DATASET
▼▼▼
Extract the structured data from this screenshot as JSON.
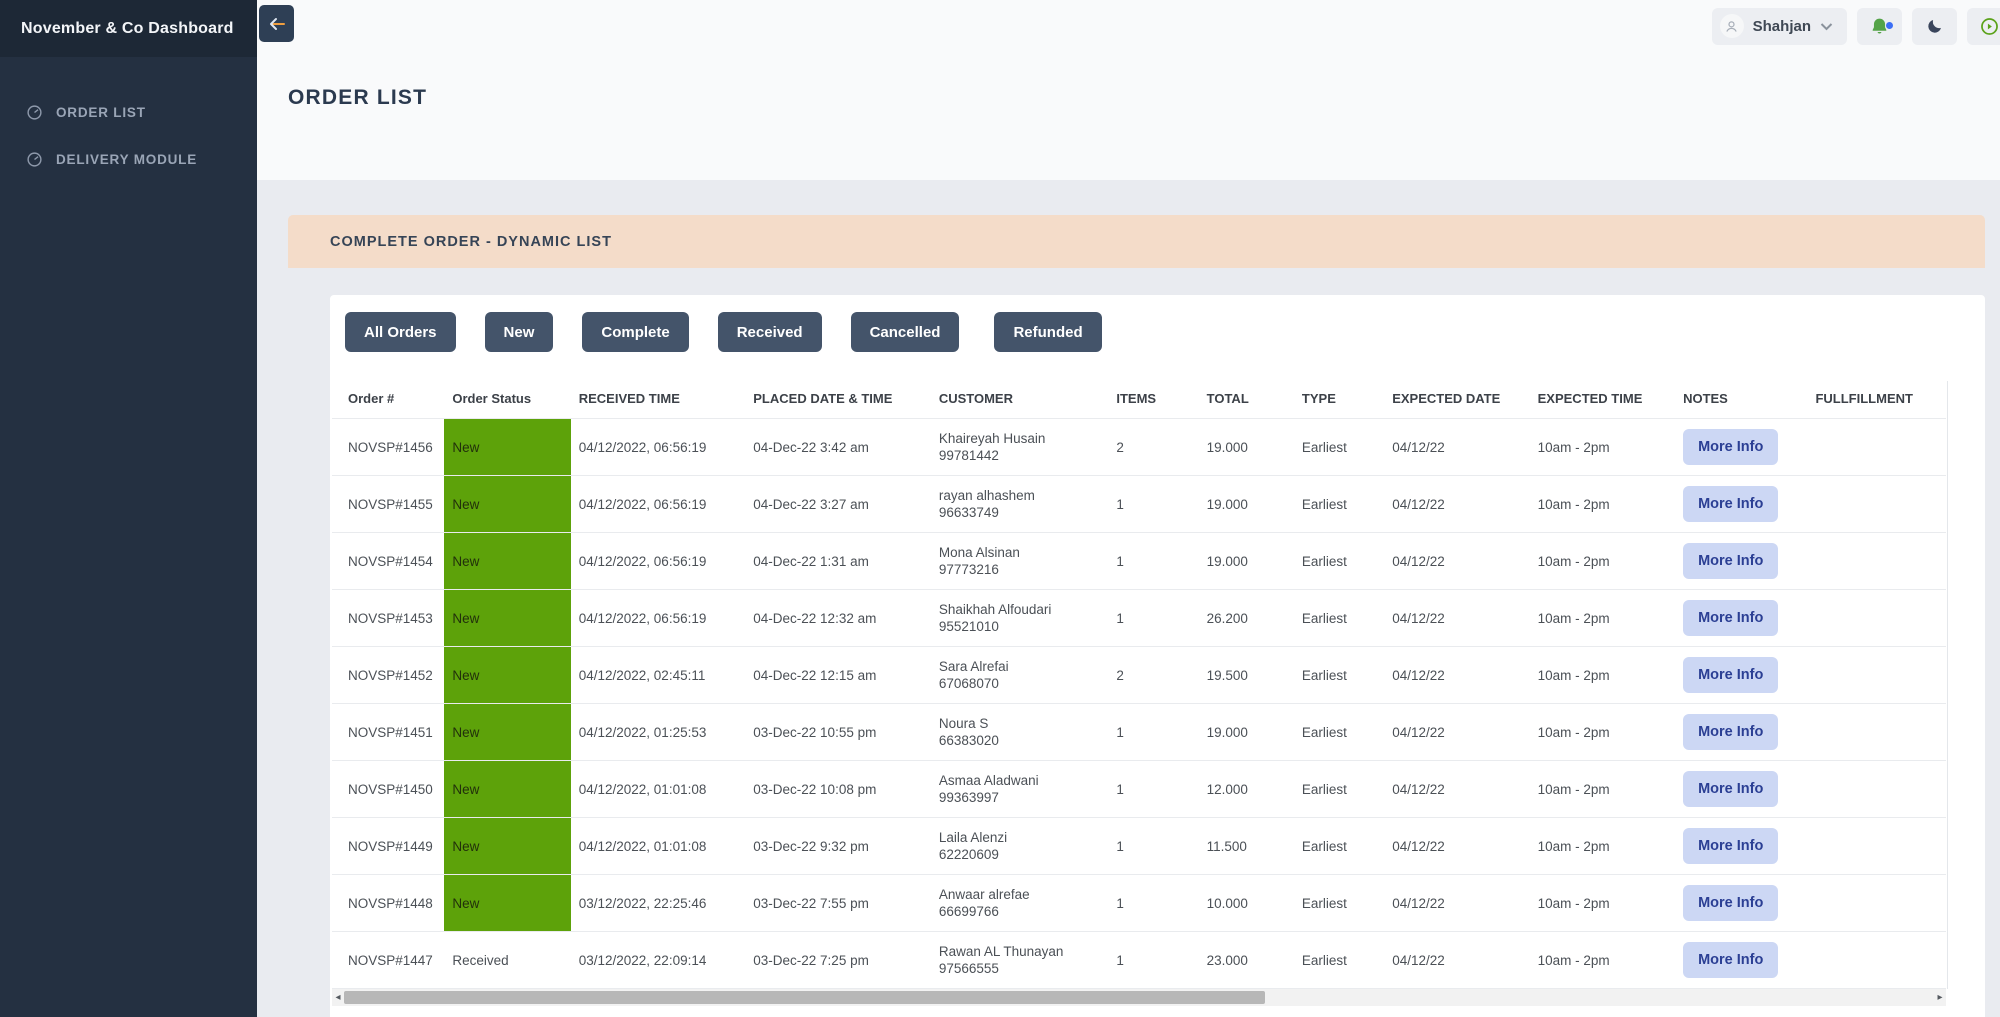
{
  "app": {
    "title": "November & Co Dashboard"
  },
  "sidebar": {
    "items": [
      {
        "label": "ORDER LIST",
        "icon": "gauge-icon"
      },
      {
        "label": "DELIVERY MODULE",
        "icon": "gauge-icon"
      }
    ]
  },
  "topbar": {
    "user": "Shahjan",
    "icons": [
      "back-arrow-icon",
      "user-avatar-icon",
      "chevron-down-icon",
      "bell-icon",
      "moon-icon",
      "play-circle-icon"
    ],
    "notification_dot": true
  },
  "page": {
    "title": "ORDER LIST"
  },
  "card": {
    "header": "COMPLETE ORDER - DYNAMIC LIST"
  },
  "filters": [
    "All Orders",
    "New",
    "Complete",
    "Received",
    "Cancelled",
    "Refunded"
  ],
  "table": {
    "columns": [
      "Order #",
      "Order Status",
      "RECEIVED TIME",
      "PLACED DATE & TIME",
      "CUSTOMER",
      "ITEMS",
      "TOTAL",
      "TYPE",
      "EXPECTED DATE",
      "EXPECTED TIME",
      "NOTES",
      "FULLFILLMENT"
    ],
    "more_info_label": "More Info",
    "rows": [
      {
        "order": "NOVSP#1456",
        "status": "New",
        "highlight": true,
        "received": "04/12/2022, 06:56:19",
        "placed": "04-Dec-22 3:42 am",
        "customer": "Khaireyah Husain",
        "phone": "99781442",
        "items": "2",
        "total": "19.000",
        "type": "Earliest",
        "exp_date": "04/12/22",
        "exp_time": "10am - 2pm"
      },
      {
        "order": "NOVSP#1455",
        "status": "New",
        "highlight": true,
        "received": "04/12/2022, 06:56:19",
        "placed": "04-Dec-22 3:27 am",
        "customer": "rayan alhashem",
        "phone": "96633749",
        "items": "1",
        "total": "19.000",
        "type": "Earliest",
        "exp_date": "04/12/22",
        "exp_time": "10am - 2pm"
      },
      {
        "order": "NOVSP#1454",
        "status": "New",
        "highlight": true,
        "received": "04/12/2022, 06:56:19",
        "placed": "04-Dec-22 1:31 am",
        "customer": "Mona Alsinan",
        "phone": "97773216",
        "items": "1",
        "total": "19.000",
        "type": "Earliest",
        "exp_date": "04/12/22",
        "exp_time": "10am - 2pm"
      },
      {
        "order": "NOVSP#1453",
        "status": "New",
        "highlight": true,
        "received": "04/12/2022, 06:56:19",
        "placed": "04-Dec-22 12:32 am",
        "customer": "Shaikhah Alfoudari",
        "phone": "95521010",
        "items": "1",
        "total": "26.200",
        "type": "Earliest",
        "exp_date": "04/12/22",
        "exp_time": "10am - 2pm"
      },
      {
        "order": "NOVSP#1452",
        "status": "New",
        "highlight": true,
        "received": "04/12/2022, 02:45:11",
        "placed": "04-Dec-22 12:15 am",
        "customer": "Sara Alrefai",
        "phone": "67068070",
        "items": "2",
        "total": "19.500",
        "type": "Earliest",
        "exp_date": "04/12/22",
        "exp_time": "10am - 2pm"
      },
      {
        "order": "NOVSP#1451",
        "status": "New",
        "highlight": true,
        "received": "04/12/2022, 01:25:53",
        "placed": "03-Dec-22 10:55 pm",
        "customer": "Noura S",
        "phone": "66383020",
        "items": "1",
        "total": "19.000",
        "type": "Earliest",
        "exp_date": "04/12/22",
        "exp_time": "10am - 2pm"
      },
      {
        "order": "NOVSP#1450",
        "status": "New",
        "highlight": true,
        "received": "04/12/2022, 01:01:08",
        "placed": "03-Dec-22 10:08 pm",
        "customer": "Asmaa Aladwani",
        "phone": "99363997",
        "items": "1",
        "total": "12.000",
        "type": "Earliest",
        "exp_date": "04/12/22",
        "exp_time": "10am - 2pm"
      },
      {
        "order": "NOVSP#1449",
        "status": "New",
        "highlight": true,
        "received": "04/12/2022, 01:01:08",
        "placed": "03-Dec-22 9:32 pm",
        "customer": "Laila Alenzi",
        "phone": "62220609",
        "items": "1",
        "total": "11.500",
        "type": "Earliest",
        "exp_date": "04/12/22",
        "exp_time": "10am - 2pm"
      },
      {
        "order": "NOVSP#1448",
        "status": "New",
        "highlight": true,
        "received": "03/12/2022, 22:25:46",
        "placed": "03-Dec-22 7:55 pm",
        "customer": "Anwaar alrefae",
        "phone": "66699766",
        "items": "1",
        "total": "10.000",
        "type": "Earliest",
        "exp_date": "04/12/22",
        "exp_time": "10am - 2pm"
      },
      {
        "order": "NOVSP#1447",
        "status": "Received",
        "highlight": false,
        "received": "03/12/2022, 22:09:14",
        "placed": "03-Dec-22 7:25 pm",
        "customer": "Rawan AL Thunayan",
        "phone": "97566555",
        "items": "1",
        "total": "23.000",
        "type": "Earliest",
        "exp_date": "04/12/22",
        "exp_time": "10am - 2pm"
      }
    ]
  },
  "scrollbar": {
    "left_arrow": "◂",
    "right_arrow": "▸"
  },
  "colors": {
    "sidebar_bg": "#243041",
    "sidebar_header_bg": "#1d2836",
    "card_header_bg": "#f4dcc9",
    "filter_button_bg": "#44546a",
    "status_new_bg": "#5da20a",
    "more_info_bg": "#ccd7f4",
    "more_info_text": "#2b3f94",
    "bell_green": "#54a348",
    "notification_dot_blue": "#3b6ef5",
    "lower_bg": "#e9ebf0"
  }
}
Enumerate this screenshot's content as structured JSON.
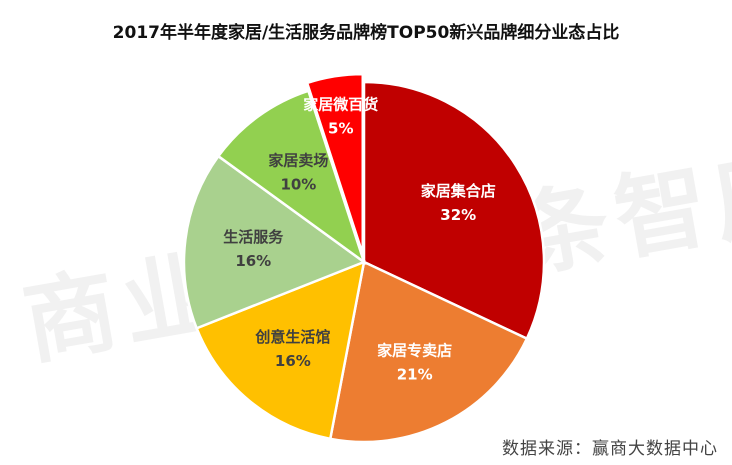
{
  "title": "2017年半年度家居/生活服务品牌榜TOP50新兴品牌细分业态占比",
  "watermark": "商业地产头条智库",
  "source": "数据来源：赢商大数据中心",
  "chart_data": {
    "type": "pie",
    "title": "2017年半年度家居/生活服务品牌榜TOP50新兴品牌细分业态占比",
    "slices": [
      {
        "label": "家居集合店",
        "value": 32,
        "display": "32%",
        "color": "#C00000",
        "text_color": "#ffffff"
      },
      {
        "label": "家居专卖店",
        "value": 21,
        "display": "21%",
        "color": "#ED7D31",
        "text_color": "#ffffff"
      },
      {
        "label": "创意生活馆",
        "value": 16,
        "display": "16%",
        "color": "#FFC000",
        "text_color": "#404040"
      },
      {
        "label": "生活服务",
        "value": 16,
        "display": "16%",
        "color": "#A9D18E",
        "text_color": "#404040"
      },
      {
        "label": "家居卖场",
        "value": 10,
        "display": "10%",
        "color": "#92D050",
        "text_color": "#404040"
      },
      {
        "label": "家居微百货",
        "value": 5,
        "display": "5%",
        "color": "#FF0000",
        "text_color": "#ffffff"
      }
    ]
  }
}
▲▲▲
Return all lines containing "this".

Extract the structured data from this screenshot as JSON.
Enumerate this screenshot's content as structured JSON.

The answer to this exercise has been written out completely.